The problem:
What you return should match every record exactly, with the images removed.

### Entries ###

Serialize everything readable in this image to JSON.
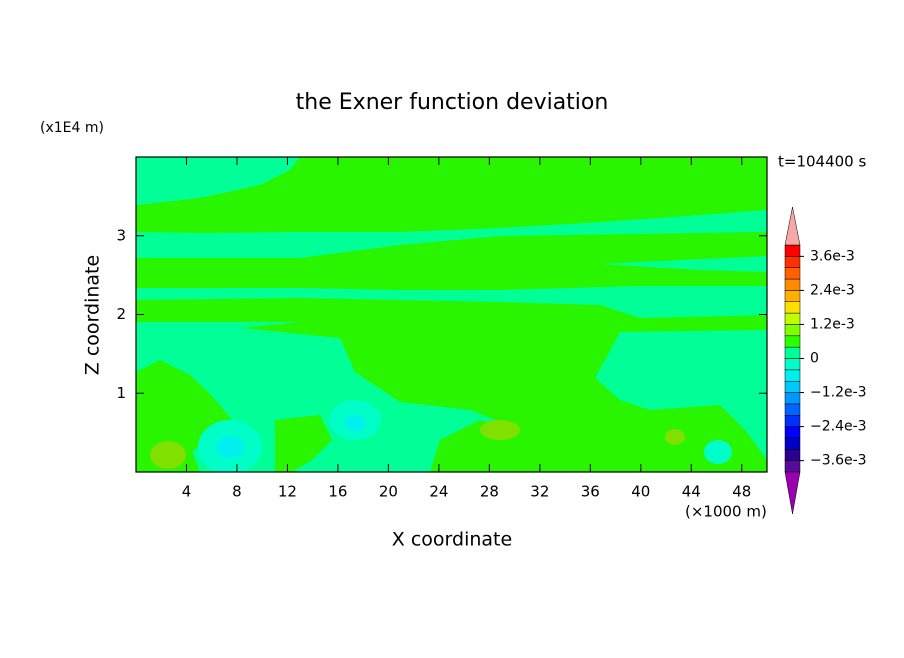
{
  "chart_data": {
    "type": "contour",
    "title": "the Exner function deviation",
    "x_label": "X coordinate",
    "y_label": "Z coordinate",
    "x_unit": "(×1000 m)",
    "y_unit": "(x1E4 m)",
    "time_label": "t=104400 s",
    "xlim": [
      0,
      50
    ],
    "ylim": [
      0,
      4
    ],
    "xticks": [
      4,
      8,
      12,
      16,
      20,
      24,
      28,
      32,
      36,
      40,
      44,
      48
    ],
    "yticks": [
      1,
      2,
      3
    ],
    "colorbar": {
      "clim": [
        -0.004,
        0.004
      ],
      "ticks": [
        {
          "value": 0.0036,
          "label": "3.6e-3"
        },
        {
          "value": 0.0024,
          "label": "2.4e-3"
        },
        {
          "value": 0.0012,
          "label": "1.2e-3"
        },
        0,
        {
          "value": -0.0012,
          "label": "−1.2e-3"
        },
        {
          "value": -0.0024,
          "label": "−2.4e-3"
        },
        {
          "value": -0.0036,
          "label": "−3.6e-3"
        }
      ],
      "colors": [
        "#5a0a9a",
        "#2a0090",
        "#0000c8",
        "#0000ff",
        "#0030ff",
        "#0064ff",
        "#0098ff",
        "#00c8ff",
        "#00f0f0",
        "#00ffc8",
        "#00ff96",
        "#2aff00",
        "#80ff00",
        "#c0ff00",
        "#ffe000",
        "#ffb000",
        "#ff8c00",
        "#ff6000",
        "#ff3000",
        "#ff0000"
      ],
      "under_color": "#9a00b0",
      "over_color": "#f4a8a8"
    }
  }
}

###

Full solution:
Serialize everything readable in this image to JSON.
{
  "chart_data": {
    "type": "contour",
    "title": "the Exner function deviation",
    "x_label": "X coordinate",
    "y_label": "Z coordinate",
    "x_unit": "(×1000 m)",
    "y_unit": "(x1E4 m)",
    "time_label": "t=104400 s",
    "xlim": [
      0,
      50
    ],
    "ylim": [
      0,
      4
    ],
    "xticks": [
      4,
      8,
      12,
      16,
      20,
      24,
      28,
      32,
      36,
      40,
      44,
      48
    ],
    "yticks": [
      1,
      2,
      3
    ],
    "colorbar": {
      "clim": [
        -0.004,
        0.004
      ],
      "ticks": [
        {
          "value": 0.0036,
          "label": "3.6e-3"
        },
        {
          "value": 0.0024,
          "label": "2.4e-3"
        },
        {
          "value": 0.0012,
          "label": "1.2e-3"
        },
        0,
        {
          "value": -0.0012,
          "label": "−1.2e-3"
        },
        {
          "value": -0.0024,
          "label": "−2.4e-3"
        },
        {
          "value": -0.0036,
          "label": "−3.6e-3"
        }
      ],
      "colors": [
        "#5a0a9a",
        "#2a0090",
        "#0000c8",
        "#0000ff",
        "#0030ff",
        "#0064ff",
        "#0098ff",
        "#00c8ff",
        "#00f0f0",
        "#00ffc8",
        "#00ff96",
        "#2aff00",
        "#80ff00",
        "#c0ff00",
        "#ffe000",
        "#ffb000",
        "#ff8c00",
        "#ff6000",
        "#ff3000",
        "#ff0000"
      ],
      "under_color": "#9a00b0",
      "over_color": "#f4a8a8"
    }
  }
}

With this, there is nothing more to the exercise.